▶ [EXERCISE DETAILS]:
Will you transcribe the entries that follow, exactly and in full?

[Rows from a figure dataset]
--------

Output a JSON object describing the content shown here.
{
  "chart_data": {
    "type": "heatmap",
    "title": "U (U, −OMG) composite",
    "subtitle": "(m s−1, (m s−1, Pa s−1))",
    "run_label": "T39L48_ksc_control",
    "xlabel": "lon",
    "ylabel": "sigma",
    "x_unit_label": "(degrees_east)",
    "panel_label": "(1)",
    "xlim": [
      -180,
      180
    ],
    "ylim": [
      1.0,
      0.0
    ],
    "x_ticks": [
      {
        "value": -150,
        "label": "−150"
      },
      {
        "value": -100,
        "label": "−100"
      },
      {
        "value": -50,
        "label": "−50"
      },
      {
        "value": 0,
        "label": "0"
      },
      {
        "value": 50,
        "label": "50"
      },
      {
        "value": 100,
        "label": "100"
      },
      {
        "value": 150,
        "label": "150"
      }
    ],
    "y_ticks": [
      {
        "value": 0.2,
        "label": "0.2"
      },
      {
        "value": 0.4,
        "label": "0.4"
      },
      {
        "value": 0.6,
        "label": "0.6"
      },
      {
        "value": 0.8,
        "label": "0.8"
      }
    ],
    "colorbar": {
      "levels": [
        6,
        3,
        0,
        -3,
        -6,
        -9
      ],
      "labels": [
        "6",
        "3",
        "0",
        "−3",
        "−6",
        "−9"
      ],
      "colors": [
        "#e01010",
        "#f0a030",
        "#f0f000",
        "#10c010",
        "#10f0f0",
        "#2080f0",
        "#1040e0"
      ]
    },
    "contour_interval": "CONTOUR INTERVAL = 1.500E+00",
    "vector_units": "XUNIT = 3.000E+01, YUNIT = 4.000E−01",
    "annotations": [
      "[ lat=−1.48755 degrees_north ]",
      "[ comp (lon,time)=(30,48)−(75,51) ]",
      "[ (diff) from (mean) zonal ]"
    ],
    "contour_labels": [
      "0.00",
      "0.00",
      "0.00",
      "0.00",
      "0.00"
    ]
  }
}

--------

▶ [OUTPUT OF THE EXERCISE]:
Output a JSON object describing the content shown here.
{
  "chart_data": {
    "type": "heatmap",
    "title": "U (U, −OMG) composite",
    "subtitle": "(m s−1, (m s−1, Pa s−1))",
    "run_label": "T39L48_ksc_control",
    "xlabel": "lon",
    "ylabel": "sigma",
    "x_unit_label": "(degrees_east)",
    "panel_label": "(1)",
    "xlim": [
      -180,
      180
    ],
    "ylim": [
      1.0,
      0.0
    ],
    "x_ticks": [
      {
        "value": -150,
        "label": "−150"
      },
      {
        "value": -100,
        "label": "−100"
      },
      {
        "value": -50,
        "label": "−50"
      },
      {
        "value": 0,
        "label": "0"
      },
      {
        "value": 50,
        "label": "50"
      },
      {
        "value": 100,
        "label": "100"
      },
      {
        "value": 150,
        "label": "150"
      }
    ],
    "y_ticks": [
      {
        "value": 0.2,
        "label": "0.2"
      },
      {
        "value": 0.4,
        "label": "0.4"
      },
      {
        "value": 0.6,
        "label": "0.6"
      },
      {
        "value": 0.8,
        "label": "0.8"
      }
    ],
    "colorbar": {
      "levels": [
        6,
        3,
        0,
        -3,
        -6,
        -9
      ],
      "labels": [
        "6",
        "3",
        "0",
        "−3",
        "−6",
        "−9"
      ],
      "colors": [
        "#e01010",
        "#f0a030",
        "#f0f000",
        "#10c010",
        "#10f0f0",
        "#2080f0",
        "#1040e0"
      ]
    },
    "contour_interval": "CONTOUR INTERVAL = 1.500E+00",
    "vector_units": "XUNIT = 3.000E+01, YUNIT = 4.000E−01",
    "annotations": [
      "[ lat=−1.48755 degrees_north ]",
      "[ comp (lon,time)=(30,48)−(75,51) ]",
      "[ (diff) from (mean) zonal ]"
    ],
    "contour_labels": [
      "0.00",
      "0.00",
      "0.00",
      "0.00",
      "0.00"
    ]
  }
}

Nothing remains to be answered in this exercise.